Structured figure records:

____________

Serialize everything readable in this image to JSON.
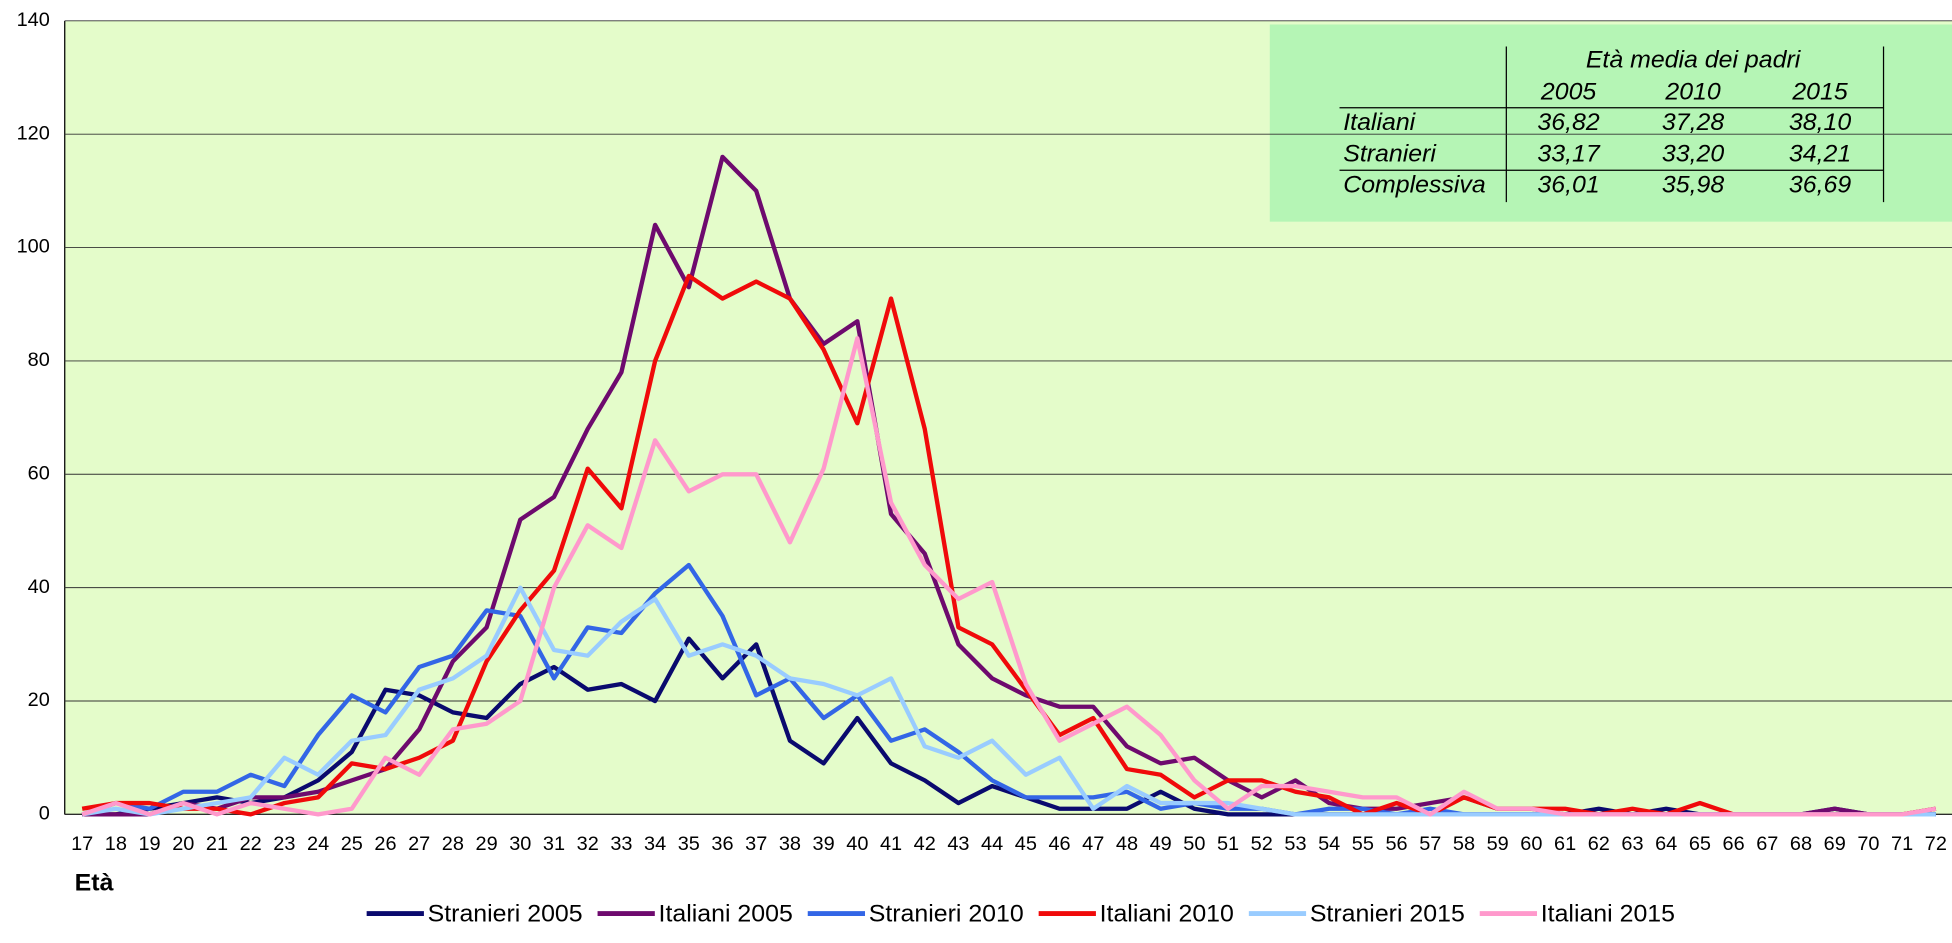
{
  "chart_data": {
    "type": "line",
    "x_label": "Età",
    "categories": [
      17,
      18,
      19,
      20,
      21,
      22,
      23,
      24,
      25,
      26,
      27,
      28,
      29,
      30,
      31,
      32,
      33,
      34,
      35,
      36,
      37,
      38,
      39,
      40,
      41,
      42,
      43,
      44,
      45,
      46,
      47,
      48,
      49,
      50,
      51,
      52,
      53,
      54,
      55,
      56,
      57,
      58,
      59,
      60,
      61,
      62,
      63,
      64,
      65,
      66,
      67,
      68,
      69,
      70,
      71,
      72
    ],
    "ylim": [
      0,
      140
    ],
    "yticks": [
      0,
      20,
      40,
      60,
      80,
      100,
      120,
      140
    ],
    "grid": true,
    "legend": "bottom",
    "series": [
      {
        "name": "Stranieri 2005",
        "color": "#0a0a6e",
        "values": [
          0,
          0,
          1,
          2,
          3,
          2,
          3,
          6,
          11,
          22,
          21,
          18,
          17,
          23,
          26,
          22,
          23,
          20,
          31,
          24,
          30,
          13,
          9,
          17,
          9,
          6,
          2,
          5,
          3,
          1,
          1,
          1,
          4,
          1,
          0,
          0,
          0,
          0,
          0,
          0,
          0,
          0,
          0,
          0,
          0,
          1,
          0,
          1,
          0,
          0,
          0,
          0,
          1,
          0,
          0,
          0
        ]
      },
      {
        "name": "Italiani 2005",
        "color": "#6e0a6e",
        "values": [
          0,
          0,
          0,
          2,
          1,
          3,
          3,
          4,
          6,
          8,
          15,
          27,
          33,
          52,
          56,
          68,
          78,
          104,
          93,
          116,
          110,
          91,
          83,
          87,
          53,
          46,
          30,
          24,
          21,
          19,
          19,
          12,
          9,
          10,
          6,
          3,
          6,
          2,
          1,
          1,
          2,
          3,
          1,
          1,
          0,
          0,
          0,
          0,
          0,
          0,
          0,
          0,
          1,
          0,
          0,
          1
        ]
      },
      {
        "name": "Stranieri 2010",
        "color": "#3366e6",
        "values": [
          0,
          2,
          1,
          4,
          4,
          7,
          5,
          14,
          21,
          18,
          26,
          28,
          36,
          35,
          24,
          33,
          32,
          39,
          44,
          35,
          21,
          24,
          17,
          21,
          13,
          15,
          11,
          6,
          3,
          3,
          3,
          4,
          1,
          2,
          1,
          1,
          0,
          1,
          1,
          0,
          1,
          0,
          0,
          0,
          0,
          0,
          0,
          0,
          0,
          0,
          0,
          0,
          0,
          0,
          0,
          0
        ]
      },
      {
        "name": "Italiani 2010",
        "color": "#f00a0a",
        "values": [
          1,
          2,
          2,
          1,
          1,
          0,
          2,
          3,
          9,
          8,
          10,
          13,
          27,
          36,
          43,
          61,
          54,
          80,
          95,
          91,
          94,
          91,
          82,
          69,
          91,
          68,
          33,
          30,
          22,
          14,
          17,
          8,
          7,
          3,
          6,
          6,
          4,
          3,
          0,
          2,
          0,
          3,
          1,
          1,
          1,
          0,
          1,
          0,
          2,
          0,
          0,
          0,
          0,
          0,
          0,
          1
        ]
      },
      {
        "name": "Stranieri 2015",
        "color": "#99ccff",
        "values": [
          0,
          1,
          0,
          1,
          2,
          3,
          10,
          7,
          13,
          14,
          22,
          24,
          28,
          40,
          29,
          28,
          34,
          38,
          28,
          30,
          28,
          24,
          23,
          21,
          24,
          12,
          10,
          13,
          7,
          10,
          1,
          5,
          2,
          2,
          2,
          1,
          0,
          0,
          0,
          0,
          0,
          0,
          0,
          0,
          0,
          0,
          0,
          0,
          0,
          0,
          0,
          0,
          0,
          0,
          0,
          0
        ]
      },
      {
        "name": "Italiani 2015",
        "color": "#ff99cc",
        "values": [
          0,
          2,
          0,
          2,
          0,
          2,
          1,
          0,
          1,
          10,
          7,
          15,
          16,
          20,
          40,
          51,
          47,
          66,
          57,
          60,
          60,
          48,
          61,
          84,
          55,
          44,
          38,
          41,
          23,
          13,
          16,
          19,
          14,
          6,
          1,
          5,
          5,
          4,
          3,
          3,
          0,
          4,
          1,
          1,
          0,
          0,
          0,
          0,
          0,
          0,
          0,
          0,
          0,
          0,
          0,
          1
        ]
      }
    ],
    "table": {
      "title": "Età media dei padri",
      "columns": [
        "2005",
        "2010",
        "2015"
      ],
      "rows": [
        {
          "label": "Italiani",
          "values": [
            "36,82",
            "37,28",
            "38,10"
          ]
        },
        {
          "label": "Stranieri",
          "values": [
            "33,17",
            "33,20",
            "34,21"
          ]
        },
        {
          "label": "Complessiva",
          "values": [
            "36,01",
            "35,98",
            "36,69"
          ]
        }
      ]
    }
  }
}
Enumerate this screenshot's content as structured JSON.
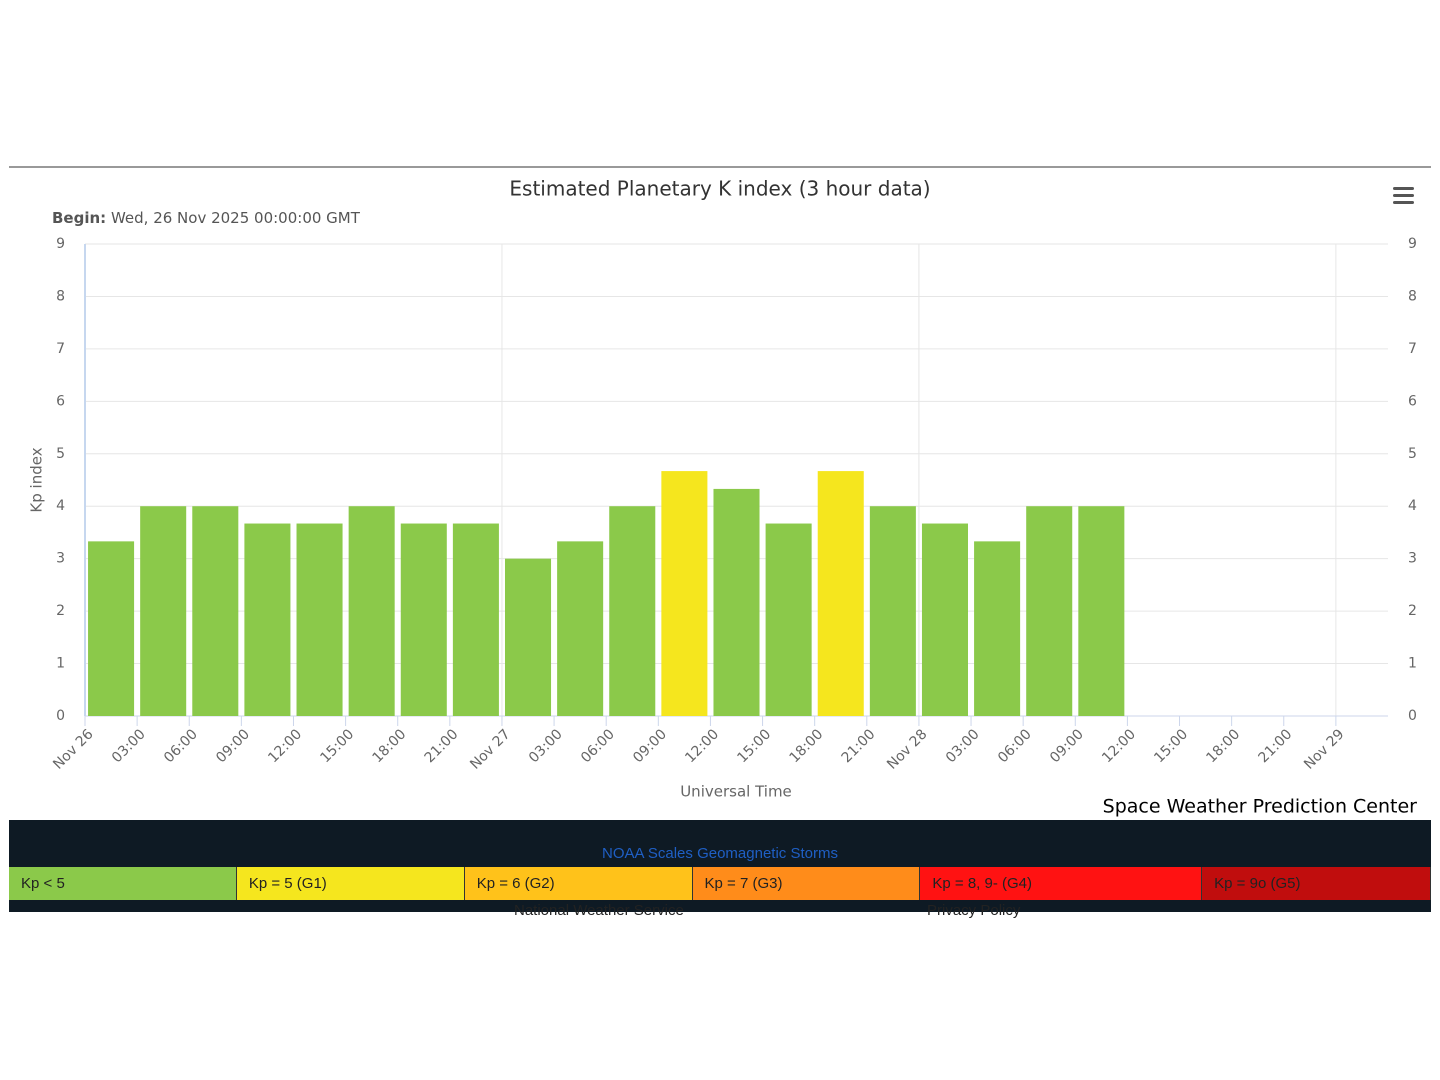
{
  "chart_data": {
    "type": "bar",
    "title": "Estimated Planetary K index (3 hour data)",
    "subtitle_label": "Begin:",
    "subtitle": "Wed, 26 Nov 2025 00:00:00 GMT",
    "y_label": "Kp index",
    "x_label": "Universal Time",
    "credit": "Space Weather Prediction Center",
    "x": [
      1.5,
      4.5,
      7.5,
      10.5,
      13.5,
      16.5,
      19.5,
      22.5,
      25.5,
      28.5,
      31.5,
      34.5,
      37.5,
      40.5,
      43.5,
      46.5,
      49.5,
      52.5,
      55.5,
      58.5
    ],
    "values": [
      3.33,
      4,
      4,
      3.67,
      3.67,
      4,
      3.67,
      3.67,
      3,
      3.33,
      4,
      4.67,
      4.33,
      3.67,
      4.67,
      4,
      3.67,
      3.33,
      4,
      4
    ],
    "colors": [
      "#8bc94a",
      "#8bc94a",
      "#8bc94a",
      "#8bc94a",
      "#8bc94a",
      "#8bc94a",
      "#8bc94a",
      "#8bc94a",
      "#8bc94a",
      "#8bc94a",
      "#8bc94a",
      "#f5e61e",
      "#8bc94a",
      "#8bc94a",
      "#f5e61e",
      "#8bc94a",
      "#8bc94a",
      "#8bc94a",
      "#8bc94a",
      "#8bc94a"
    ],
    "bar_width_hours": 2.65,
    "xlim": [
      0,
      75
    ],
    "xticks": [
      {
        "value": 0,
        "label": "Nov 26"
      },
      {
        "value": 3,
        "label": "03:00"
      },
      {
        "value": 6,
        "label": "06:00"
      },
      {
        "value": 9,
        "label": "09:00"
      },
      {
        "value": 12,
        "label": "12:00"
      },
      {
        "value": 15,
        "label": "15:00"
      },
      {
        "value": 18,
        "label": "18:00"
      },
      {
        "value": 21,
        "label": "21:00"
      },
      {
        "value": 24,
        "label": "Nov 27"
      },
      {
        "value": 27,
        "label": "03:00"
      },
      {
        "value": 30,
        "label": "06:00"
      },
      {
        "value": 33,
        "label": "09:00"
      },
      {
        "value": 36,
        "label": "12:00"
      },
      {
        "value": 39,
        "label": "15:00"
      },
      {
        "value": 42,
        "label": "18:00"
      },
      {
        "value": 45,
        "label": "21:00"
      },
      {
        "value": 48,
        "label": "Nov 28"
      },
      {
        "value": 51,
        "label": "03:00"
      },
      {
        "value": 54,
        "label": "06:00"
      },
      {
        "value": 57,
        "label": "09:00"
      },
      {
        "value": 60,
        "label": "12:00"
      },
      {
        "value": 63,
        "label": "15:00"
      },
      {
        "value": 66,
        "label": "18:00"
      },
      {
        "value": 69,
        "label": "21:00"
      },
      {
        "value": 72,
        "label": "Nov 29"
      }
    ],
    "xgrid": [
      0,
      24,
      48,
      72
    ],
    "ylim": [
      0,
      9
    ],
    "yticks": [
      0,
      1,
      2,
      3,
      4,
      5,
      6,
      7,
      8,
      9
    ],
    "grid": true,
    "mirror_y_axis": true
  },
  "footer": {
    "link": "NOAA Scales Geomagnetic Storms",
    "left": "National Weather Service",
    "right": "Privacy Policy",
    "scale": [
      {
        "label": "Kp < 5",
        "color": "#8bc94a"
      },
      {
        "label": "Kp = 5 (G1)",
        "color": "#f5e61e"
      },
      {
        "label": "Kp = 6 (G2)",
        "color": "#ffc21a"
      },
      {
        "label": "Kp = 7 (G3)",
        "color": "#ff8c1a"
      },
      {
        "label": "Kp = 8, 9- (G4)",
        "color": "#ff1212"
      },
      {
        "label": "Kp = 9o (G5)",
        "color": "#c00d0d"
      }
    ]
  }
}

____________

Directions for this task: Pick out every line of the listing containing the word "JSON", and show those lines.

Result:
Serialize everything readable in this image to JSON.
Enumerate this screenshot's content as structured JSON.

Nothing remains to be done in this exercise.